--- START OF Raw records ---

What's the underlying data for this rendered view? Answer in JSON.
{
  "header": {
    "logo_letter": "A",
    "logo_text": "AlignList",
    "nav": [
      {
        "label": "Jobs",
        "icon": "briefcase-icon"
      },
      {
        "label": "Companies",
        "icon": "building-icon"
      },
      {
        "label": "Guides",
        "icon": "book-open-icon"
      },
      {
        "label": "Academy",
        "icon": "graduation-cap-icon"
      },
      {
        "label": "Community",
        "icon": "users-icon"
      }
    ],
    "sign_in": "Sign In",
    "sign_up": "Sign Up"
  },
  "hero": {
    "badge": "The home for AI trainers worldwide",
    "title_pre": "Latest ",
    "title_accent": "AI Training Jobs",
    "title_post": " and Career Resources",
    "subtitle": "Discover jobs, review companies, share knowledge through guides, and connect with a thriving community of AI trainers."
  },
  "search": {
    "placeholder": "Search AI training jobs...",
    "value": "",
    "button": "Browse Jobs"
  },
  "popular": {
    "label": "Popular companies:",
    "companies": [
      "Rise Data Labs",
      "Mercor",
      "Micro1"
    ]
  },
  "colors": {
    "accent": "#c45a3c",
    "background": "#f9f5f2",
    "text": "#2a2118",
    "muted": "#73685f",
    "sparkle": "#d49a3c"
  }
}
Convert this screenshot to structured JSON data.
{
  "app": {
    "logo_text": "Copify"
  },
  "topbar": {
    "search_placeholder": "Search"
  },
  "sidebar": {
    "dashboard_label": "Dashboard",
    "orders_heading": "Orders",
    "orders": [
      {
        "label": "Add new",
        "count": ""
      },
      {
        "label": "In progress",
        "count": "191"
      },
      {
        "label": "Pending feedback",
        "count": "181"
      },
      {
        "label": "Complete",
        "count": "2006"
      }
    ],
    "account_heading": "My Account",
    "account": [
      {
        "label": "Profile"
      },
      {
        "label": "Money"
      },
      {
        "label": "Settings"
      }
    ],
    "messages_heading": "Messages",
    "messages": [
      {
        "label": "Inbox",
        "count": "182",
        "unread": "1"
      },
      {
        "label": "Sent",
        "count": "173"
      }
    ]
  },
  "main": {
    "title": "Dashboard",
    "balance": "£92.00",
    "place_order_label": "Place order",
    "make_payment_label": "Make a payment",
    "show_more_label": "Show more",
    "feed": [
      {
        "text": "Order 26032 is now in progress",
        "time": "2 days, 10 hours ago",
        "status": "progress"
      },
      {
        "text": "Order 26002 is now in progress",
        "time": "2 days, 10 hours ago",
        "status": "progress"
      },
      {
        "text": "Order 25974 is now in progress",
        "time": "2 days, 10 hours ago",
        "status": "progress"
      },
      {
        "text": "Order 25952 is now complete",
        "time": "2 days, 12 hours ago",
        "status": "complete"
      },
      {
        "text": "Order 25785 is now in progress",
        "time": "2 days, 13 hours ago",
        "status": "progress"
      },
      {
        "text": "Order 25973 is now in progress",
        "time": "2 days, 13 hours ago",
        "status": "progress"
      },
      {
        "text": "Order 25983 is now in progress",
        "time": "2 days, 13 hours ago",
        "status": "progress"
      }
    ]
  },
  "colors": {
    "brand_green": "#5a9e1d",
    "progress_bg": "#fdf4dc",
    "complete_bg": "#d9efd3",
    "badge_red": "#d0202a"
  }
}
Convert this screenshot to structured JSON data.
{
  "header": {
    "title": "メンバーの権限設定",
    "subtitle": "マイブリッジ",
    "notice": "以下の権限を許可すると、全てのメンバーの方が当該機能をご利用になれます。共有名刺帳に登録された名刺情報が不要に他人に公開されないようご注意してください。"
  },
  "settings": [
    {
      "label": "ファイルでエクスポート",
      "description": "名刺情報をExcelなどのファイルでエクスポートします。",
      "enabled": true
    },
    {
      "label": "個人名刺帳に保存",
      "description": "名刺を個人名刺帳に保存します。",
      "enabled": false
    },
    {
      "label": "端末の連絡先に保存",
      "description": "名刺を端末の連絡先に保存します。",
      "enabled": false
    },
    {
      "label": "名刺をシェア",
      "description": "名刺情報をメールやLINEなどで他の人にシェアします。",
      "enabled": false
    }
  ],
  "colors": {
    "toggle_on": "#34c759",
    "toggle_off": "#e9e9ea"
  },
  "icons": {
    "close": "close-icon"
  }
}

--- END OF Raw records ---

_Task statement:_ Reproduce all of the data exactly as given.

_Reply:_
What's the underlying data for this rendered view? Answer in JSON.
{
  "header": {
    "logo_letter": "A",
    "logo_text": "AlignList",
    "nav": [
      {
        "label": "Jobs",
        "icon": "briefcase-icon"
      },
      {
        "label": "Companies",
        "icon": "building-icon"
      },
      {
        "label": "Guides",
        "icon": "book-open-icon"
      },
      {
        "label": "Academy",
        "icon": "graduation-cap-icon"
      },
      {
        "label": "Community",
        "icon": "users-icon"
      }
    ],
    "sign_in": "Sign In",
    "sign_up": "Sign Up"
  },
  "hero": {
    "badge": "The home for AI trainers worldwide",
    "title_pre": "Latest ",
    "title_accent": "AI Training Jobs",
    "title_post": " and Career Resources",
    "subtitle": "Discover jobs, review companies, share knowledge through guides, and connect with a thriving community of AI trainers."
  },
  "search": {
    "placeholder": "Search AI training jobs...",
    "value": "",
    "button": "Browse Jobs"
  },
  "popular": {
    "label": "Popular companies:",
    "companies": [
      "Rise Data Labs",
      "Mercor",
      "Micro1"
    ]
  },
  "colors": {
    "accent": "#c45a3c",
    "background": "#f9f5f2",
    "text": "#2a2118",
    "muted": "#73685f",
    "sparkle": "#d49a3c"
  }
}
Convert this screenshot to structured JSON data.
{
  "app": {
    "logo_text": "Copify"
  },
  "topbar": {
    "search_placeholder": "Search"
  },
  "sidebar": {
    "dashboard_label": "Dashboard",
    "orders_heading": "Orders",
    "orders": [
      {
        "label": "Add new",
        "count": ""
      },
      {
        "label": "In progress",
        "count": "191"
      },
      {
        "label": "Pending feedback",
        "count": "181"
      },
      {
        "label": "Complete",
        "count": "2006"
      }
    ],
    "account_heading": "My Account",
    "account": [
      {
        "label": "Profile"
      },
      {
        "label": "Money"
      },
      {
        "label": "Settings"
      }
    ],
    "messages_heading": "Messages",
    "messages": [
      {
        "label": "Inbox",
        "count": "182",
        "unread": "1"
      },
      {
        "label": "Sent",
        "count": "173"
      }
    ]
  },
  "main": {
    "title": "Dashboard",
    "balance": "£92.00",
    "place_order_label": "Place order",
    "make_payment_label": "Make a payment",
    "show_more_label": "Show more",
    "feed": [
      {
        "text": "Order 26032 is now in progress",
        "time": "2 days, 10 hours ago",
        "status": "progress"
      },
      {
        "text": "Order 26002 is now in progress",
        "time": "2 days, 10 hours ago",
        "status": "progress"
      },
      {
        "text": "Order 25974 is now in progress",
        "time": "2 days, 10 hours ago",
        "status": "progress"
      },
      {
        "text": "Order 25952 is now complete",
        "time": "2 days, 12 hours ago",
        "status": "complete"
      },
      {
        "text": "Order 25785 is now in progress",
        "time": "2 days, 13 hours ago",
        "status": "progress"
      },
      {
        "text": "Order 25973 is now in progress",
        "time": "2 days, 13 hours ago",
        "status": "progress"
      },
      {
        "text": "Order 25983 is now in progress",
        "time": "2 days, 13 hours ago",
        "status": "progress"
      }
    ]
  },
  "colors": {
    "brand_green": "#5a9e1d",
    "progress_bg": "#fdf4dc",
    "complete_bg": "#d9efd3",
    "badge_red": "#d0202a"
  }
}
Convert this screenshot to structured JSON data.
{
  "header": {
    "title": "メンバーの権限設定",
    "subtitle": "マイブリッジ",
    "notice": "以下の権限を許可すると、全てのメンバーの方が当該機能をご利用になれます。共有名刺帳に登録された名刺情報が不要に他人に公開されないようご注意してください。"
  },
  "settings": [
    {
      "label": "ファイルでエクスポート",
      "description": "名刺情報をExcelなどのファイルでエクスポートします。",
      "enabled": true
    },
    {
      "label": "個人名刺帳に保存",
      "description": "名刺を個人名刺帳に保存します。",
      "enabled": false
    },
    {
      "label": "端末の連絡先に保存",
      "description": "名刺を端末の連絡先に保存します。",
      "enabled": false
    },
    {
      "label": "名刺をシェア",
      "description": "名刺情報をメールやLINEなどで他の人にシェアします。",
      "enabled": false
    }
  ],
  "colors": {
    "toggle_on": "#34c759",
    "toggle_off": "#e9e9ea"
  },
  "icons": {
    "close": "close-icon"
  }
}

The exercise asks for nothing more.